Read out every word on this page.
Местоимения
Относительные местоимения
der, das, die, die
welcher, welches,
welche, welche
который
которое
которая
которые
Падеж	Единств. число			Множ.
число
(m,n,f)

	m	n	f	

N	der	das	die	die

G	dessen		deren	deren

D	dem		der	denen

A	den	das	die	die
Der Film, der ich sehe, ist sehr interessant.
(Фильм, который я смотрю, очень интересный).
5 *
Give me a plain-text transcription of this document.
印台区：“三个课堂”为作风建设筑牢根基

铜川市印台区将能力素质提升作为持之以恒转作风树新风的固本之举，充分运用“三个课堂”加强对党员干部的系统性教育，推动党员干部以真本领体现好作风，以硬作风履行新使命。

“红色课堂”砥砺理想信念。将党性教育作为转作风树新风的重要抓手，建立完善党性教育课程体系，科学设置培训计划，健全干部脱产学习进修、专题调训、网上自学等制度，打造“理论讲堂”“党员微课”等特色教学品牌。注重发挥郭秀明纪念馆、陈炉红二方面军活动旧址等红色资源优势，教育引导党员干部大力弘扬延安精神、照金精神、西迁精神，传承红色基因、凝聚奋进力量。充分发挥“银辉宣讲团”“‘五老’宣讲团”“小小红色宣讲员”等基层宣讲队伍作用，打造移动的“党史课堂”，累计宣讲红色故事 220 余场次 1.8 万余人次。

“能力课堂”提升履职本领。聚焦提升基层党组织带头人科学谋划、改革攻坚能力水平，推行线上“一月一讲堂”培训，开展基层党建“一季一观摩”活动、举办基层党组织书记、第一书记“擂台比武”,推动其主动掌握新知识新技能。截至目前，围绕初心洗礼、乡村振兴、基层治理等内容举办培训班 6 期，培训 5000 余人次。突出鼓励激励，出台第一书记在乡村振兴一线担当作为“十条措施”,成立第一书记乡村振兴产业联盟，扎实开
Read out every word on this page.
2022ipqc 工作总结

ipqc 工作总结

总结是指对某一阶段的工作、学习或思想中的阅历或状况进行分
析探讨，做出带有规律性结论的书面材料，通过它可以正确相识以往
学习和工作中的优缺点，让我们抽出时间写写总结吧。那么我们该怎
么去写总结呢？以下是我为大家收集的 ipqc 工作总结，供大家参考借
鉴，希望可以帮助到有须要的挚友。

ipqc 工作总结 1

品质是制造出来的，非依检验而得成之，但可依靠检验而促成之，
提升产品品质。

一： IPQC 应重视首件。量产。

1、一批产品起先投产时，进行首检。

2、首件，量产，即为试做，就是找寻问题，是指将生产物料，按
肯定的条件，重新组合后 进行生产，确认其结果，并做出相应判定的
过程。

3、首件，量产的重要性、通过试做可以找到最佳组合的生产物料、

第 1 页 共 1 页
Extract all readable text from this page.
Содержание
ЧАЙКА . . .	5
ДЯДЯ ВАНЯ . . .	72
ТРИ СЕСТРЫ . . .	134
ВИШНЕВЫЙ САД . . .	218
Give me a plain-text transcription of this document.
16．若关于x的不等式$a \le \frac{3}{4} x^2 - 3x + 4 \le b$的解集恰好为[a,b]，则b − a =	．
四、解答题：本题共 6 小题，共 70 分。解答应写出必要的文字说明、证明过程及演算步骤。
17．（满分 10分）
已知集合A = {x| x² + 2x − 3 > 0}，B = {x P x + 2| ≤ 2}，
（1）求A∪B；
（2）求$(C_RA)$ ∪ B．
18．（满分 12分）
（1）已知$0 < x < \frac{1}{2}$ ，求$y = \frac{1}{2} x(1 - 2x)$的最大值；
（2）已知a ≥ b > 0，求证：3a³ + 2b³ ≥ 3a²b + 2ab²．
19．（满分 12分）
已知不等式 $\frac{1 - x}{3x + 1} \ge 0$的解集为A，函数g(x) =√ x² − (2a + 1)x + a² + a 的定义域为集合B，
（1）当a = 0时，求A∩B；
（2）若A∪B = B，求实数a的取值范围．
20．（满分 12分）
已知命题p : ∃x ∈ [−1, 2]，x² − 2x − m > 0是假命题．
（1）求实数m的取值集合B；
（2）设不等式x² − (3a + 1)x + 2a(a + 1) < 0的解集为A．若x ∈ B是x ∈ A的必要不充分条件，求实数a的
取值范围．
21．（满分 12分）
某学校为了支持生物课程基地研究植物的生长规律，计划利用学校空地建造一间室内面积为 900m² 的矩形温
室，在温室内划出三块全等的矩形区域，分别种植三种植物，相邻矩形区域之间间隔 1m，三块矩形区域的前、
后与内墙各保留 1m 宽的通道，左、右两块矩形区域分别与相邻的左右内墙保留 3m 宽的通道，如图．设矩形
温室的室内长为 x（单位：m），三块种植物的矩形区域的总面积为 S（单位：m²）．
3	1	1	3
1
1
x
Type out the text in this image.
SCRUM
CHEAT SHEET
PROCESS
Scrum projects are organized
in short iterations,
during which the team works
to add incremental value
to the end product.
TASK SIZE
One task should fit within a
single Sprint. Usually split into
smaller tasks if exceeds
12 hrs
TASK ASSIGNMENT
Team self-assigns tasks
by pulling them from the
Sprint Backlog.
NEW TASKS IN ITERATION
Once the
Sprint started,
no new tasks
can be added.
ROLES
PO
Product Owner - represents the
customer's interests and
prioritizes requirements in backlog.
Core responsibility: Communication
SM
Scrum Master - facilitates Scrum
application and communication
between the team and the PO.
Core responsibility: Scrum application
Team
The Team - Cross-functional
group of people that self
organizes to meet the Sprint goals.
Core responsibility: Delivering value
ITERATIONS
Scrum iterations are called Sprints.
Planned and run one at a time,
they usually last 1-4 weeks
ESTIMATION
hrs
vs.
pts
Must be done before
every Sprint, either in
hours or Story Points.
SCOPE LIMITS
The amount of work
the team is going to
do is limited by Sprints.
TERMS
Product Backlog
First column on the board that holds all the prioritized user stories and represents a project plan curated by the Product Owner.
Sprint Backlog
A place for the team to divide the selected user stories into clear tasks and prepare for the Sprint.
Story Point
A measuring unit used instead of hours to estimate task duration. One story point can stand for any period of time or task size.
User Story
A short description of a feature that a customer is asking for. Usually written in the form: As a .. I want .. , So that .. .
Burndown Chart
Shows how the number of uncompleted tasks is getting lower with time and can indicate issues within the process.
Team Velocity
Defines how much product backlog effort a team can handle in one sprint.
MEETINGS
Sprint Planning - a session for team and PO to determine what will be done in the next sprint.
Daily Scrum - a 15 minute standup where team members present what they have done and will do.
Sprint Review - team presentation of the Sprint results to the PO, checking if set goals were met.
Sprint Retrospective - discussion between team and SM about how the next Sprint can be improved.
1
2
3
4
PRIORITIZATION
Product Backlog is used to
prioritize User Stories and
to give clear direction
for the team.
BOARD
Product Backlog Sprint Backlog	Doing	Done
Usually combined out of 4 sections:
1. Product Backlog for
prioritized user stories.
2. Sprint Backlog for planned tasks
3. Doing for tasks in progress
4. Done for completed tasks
■ ■ ■ ■ ■
» Instructions to follow
Locate all lines holding the word "hours", then copy them out.

» Response for this exercise
hours or Story Points.
A measuring unit used instead of hours to estimate task duration. One story point can stand for any period of time or task size.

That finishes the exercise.